┌─ Supplied records

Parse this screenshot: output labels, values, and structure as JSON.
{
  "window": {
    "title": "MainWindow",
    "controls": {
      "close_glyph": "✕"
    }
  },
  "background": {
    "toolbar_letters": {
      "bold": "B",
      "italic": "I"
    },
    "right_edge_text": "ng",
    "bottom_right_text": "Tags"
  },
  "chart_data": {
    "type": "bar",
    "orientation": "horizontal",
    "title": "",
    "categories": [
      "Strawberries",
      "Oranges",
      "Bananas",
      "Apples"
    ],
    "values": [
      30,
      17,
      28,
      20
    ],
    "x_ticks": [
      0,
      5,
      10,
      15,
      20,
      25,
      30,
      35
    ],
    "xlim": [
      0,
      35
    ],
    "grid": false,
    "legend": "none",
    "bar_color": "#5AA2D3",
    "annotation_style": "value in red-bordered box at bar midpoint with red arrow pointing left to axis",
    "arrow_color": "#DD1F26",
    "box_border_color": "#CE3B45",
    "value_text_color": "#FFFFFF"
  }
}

└─

Exercise details:
Exactly as shown, repeat every record.

Solution for this exercise:
Parse this screenshot: output labels, values, and structure as JSON.
{
  "window": {
    "title": "MainWindow",
    "controls": {
      "close_glyph": "✕"
    }
  },
  "background": {
    "toolbar_letters": {
      "bold": "B",
      "italic": "I"
    },
    "right_edge_text": "ng",
    "bottom_right_text": "Tags"
  },
  "chart_data": {
    "type": "bar",
    "orientation": "horizontal",
    "title": "",
    "categories": [
      "Strawberries",
      "Oranges",
      "Bananas",
      "Apples"
    ],
    "values": [
      30,
      17,
      28,
      20
    ],
    "x_ticks": [
      0,
      5,
      10,
      15,
      20,
      25,
      30,
      35
    ],
    "xlim": [
      0,
      35
    ],
    "grid": false,
    "legend": "none",
    "bar_color": "#5AA2D3",
    "annotation_style": "value in red-bordered box at bar midpoint with red arrow pointing left to axis",
    "arrow_color": "#DD1F26",
    "box_border_color": "#CE3B45",
    "value_text_color": "#FFFFFF"
  }
}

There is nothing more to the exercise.